■ To do ■
Wherever a line holds the string "JSON", copy that line.

■ Provided entries ■
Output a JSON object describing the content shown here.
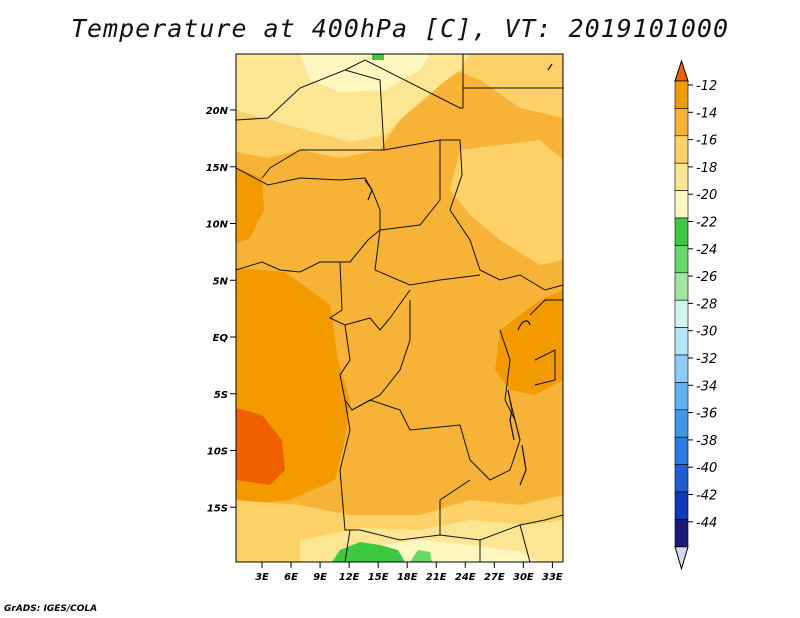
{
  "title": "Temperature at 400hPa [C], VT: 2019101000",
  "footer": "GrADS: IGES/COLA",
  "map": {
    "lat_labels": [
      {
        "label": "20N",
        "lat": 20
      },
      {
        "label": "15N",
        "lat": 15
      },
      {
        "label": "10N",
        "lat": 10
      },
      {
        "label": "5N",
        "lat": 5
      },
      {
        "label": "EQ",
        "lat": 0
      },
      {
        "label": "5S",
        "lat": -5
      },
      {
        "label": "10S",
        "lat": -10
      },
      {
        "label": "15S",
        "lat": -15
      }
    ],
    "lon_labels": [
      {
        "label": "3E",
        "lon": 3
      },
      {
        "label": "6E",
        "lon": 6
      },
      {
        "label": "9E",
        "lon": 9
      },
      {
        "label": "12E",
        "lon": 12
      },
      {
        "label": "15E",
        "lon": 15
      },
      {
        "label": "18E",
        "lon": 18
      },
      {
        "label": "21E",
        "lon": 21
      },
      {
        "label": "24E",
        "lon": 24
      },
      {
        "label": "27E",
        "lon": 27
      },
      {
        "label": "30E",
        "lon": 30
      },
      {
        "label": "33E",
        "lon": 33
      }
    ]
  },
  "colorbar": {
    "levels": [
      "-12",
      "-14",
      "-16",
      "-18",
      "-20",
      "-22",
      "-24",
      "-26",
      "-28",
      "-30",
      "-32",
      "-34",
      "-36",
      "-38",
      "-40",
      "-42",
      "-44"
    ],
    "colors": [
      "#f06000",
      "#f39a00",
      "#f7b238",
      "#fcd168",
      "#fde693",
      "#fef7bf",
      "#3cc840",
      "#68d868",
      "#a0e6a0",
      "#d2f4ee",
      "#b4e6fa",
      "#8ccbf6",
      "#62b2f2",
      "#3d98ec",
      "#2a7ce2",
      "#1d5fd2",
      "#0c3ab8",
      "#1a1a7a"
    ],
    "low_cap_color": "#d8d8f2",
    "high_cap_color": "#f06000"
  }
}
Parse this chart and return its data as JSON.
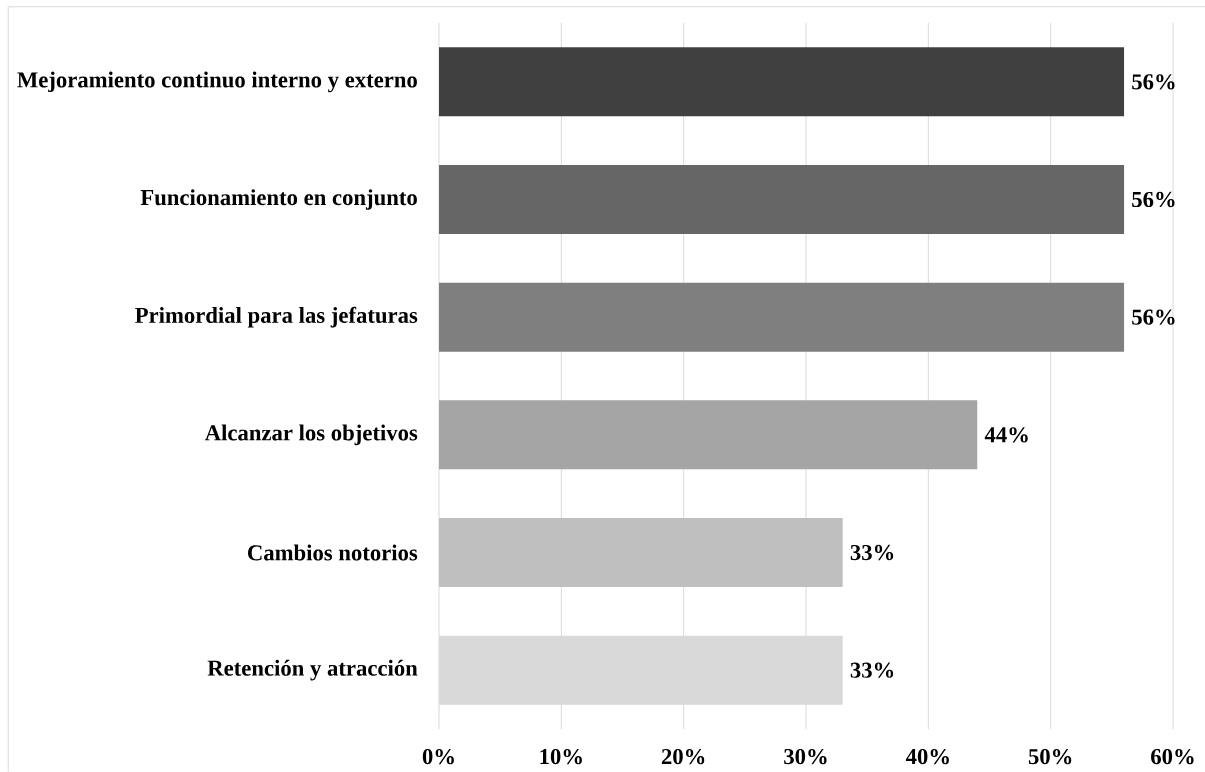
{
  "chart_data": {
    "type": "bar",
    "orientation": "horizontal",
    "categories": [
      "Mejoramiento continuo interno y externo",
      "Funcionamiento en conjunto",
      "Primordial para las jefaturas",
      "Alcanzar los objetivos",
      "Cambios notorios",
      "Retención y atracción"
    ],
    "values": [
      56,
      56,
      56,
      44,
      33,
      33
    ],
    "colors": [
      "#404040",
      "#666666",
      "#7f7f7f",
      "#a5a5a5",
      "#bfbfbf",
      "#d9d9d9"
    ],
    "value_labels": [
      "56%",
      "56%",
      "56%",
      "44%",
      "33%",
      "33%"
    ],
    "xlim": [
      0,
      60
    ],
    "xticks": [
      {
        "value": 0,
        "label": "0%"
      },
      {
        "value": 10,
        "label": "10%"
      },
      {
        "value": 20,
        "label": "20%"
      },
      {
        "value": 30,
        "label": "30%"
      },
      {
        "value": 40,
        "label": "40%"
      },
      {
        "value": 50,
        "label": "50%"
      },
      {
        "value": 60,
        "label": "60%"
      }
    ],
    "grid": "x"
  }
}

■ Response ■
Output a JSON object describing the content shown here.
Parse this chart and return its data as JSON.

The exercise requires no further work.